— start —

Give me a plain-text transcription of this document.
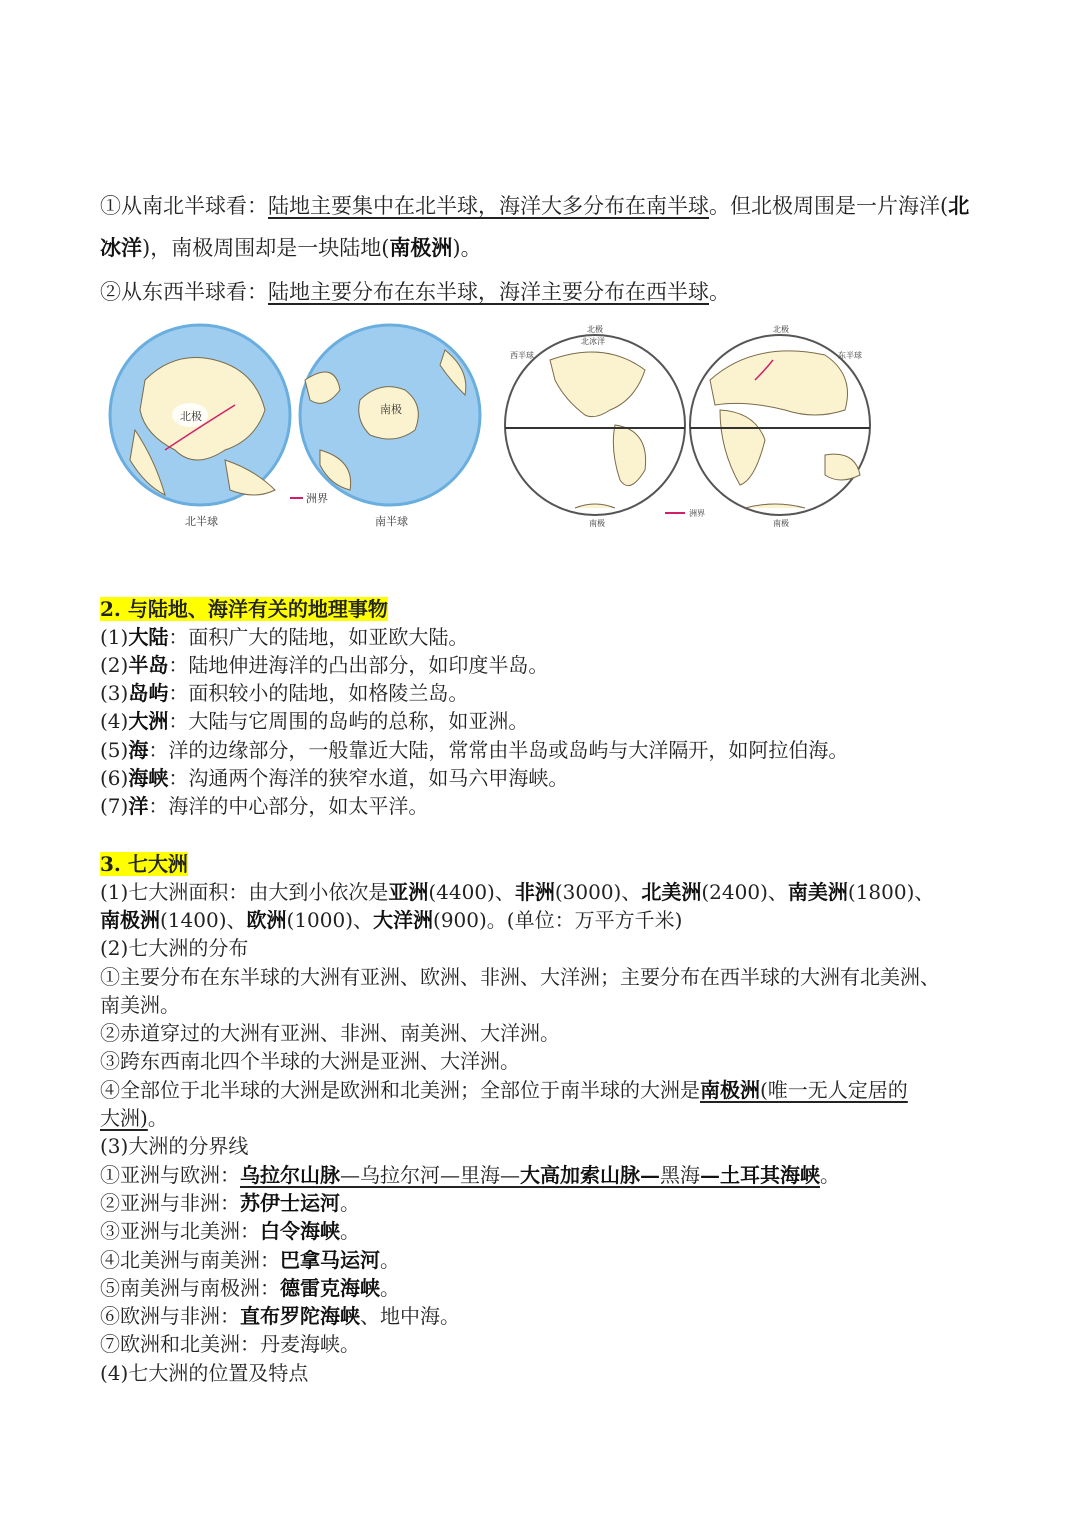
①从南北半球看：陆地主要集中在北半球，海洋大多分布在南半球。但北极周围是一片海洋(北
冰洋)，南极周围却是一块陆地(南极洲)。
②从东西半球看：陆地主要分布在东半球，海洋主要分布在西半球。
北极
北半球
洲界
南极
南半球
北极
北冰洋
西半球
南极
北极
东半球
南极
洲界
2. 与陆地、海洋有关的地理事物
(1)大陆：面积广大的陆地，如亚欧大陆。
(2)半岛：陆地伸进海洋的凸出部分，如印度半岛。
(3)岛屿：面积较小的陆地，如格陵兰岛。
(4)大洲：大陆与它周围的岛屿的总称，如亚洲。
(5)海：洋的边缘部分，一般靠近大陆，常常由半岛或岛屿与大洋隔开，如阿拉伯海。
(6)海峡：沟通两个海洋的狭窄水道，如马六甲海峡。
(7)洋：海洋的中心部分，如太平洋。
3. 七大洲
(1)七大洲面积：由大到小依次是亚洲(4400)、非洲(3000)、北美洲(2400)、南美洲(1800)、
南极洲(1400)、欧洲(1000)、大洋洲(900)。(单位：万平方千米)
(2)七大洲的分布
①主要分布在东半球的大洲有亚洲、欧洲、非洲、大洋洲；主要分布在西半球的大洲有北美洲、
南美洲。
②赤道穿过的大洲有亚洲、非洲、南美洲、大洋洲。
③跨东西南北四个半球的大洲是亚洲、大洋洲。
④全部位于北半球的大洲是欧洲和北美洲；全部位于南半球的大洲是南极洲(唯一无人定居的
大洲)。
(3)大洲的分界线
①亚洲与欧洲：乌拉尔山脉—乌拉尔河—里海—大高加索山脉—黑海—土耳其海峡。
②亚洲与非洲：苏伊士运河。
③亚洲与北美洲：白令海峡。
④北美洲与南美洲：巴拿马运河。
⑤南美洲与南极洲：德雷克海峡。
⑥欧洲与非洲：直布罗陀海峡、地中海。
⑦欧洲和北美洲：丹麦海峡。
(4)七大洲的位置及特点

— end —

**Exercise details**
Return the listing above word for word, with the pictures removed.

**Full output**
Give me a plain-text transcription of this document.
①从南北半球看：陆地主要集中在北半球，海洋大多分布在南半球。但北极周围是一片海洋(北
冰洋)，南极周围却是一块陆地(南极洲)。
②从东西半球看：陆地主要分布在东半球，海洋主要分布在西半球。
北极
北半球
洲界
南极
南半球
北极
北冰洋
西半球
南极
北极
东半球
南极
洲界
2. 与陆地、海洋有关的地理事物
(1)大陆：面积广大的陆地，如亚欧大陆。
(2)半岛：陆地伸进海洋的凸出部分，如印度半岛。
(3)岛屿：面积较小的陆地，如格陵兰岛。
(4)大洲：大陆与它周围的岛屿的总称，如亚洲。
(5)海：洋的边缘部分，一般靠近大陆，常常由半岛或岛屿与大洋隔开，如阿拉伯海。
(6)海峡：沟通两个海洋的狭窄水道，如马六甲海峡。
(7)洋：海洋的中心部分，如太平洋。
3. 七大洲
(1)七大洲面积：由大到小依次是亚洲(4400)、非洲(3000)、北美洲(2400)、南美洲(1800)、
南极洲(1400)、欧洲(1000)、大洋洲(900)。(单位：万平方千米)
(2)七大洲的分布
①主要分布在东半球的大洲有亚洲、欧洲、非洲、大洋洲；主要分布在西半球的大洲有北美洲、
南美洲。
②赤道穿过的大洲有亚洲、非洲、南美洲、大洋洲。
③跨东西南北四个半球的大洲是亚洲、大洋洲。
④全部位于北半球的大洲是欧洲和北美洲；全部位于南半球的大洲是南极洲(唯一无人定居的
大洲)。
(3)大洲的分界线
①亚洲与欧洲：乌拉尔山脉—乌拉尔河—里海—大高加索山脉—黑海—土耳其海峡。
②亚洲与非洲：苏伊士运河。
③亚洲与北美洲：白令海峡。
④北美洲与南美洲：巴拿马运河。
⑤南美洲与南极洲：德雷克海峡。
⑥欧洲与非洲：直布罗陀海峡、地中海。
⑦欧洲和北美洲：丹麦海峡。
(4)七大洲的位置及特点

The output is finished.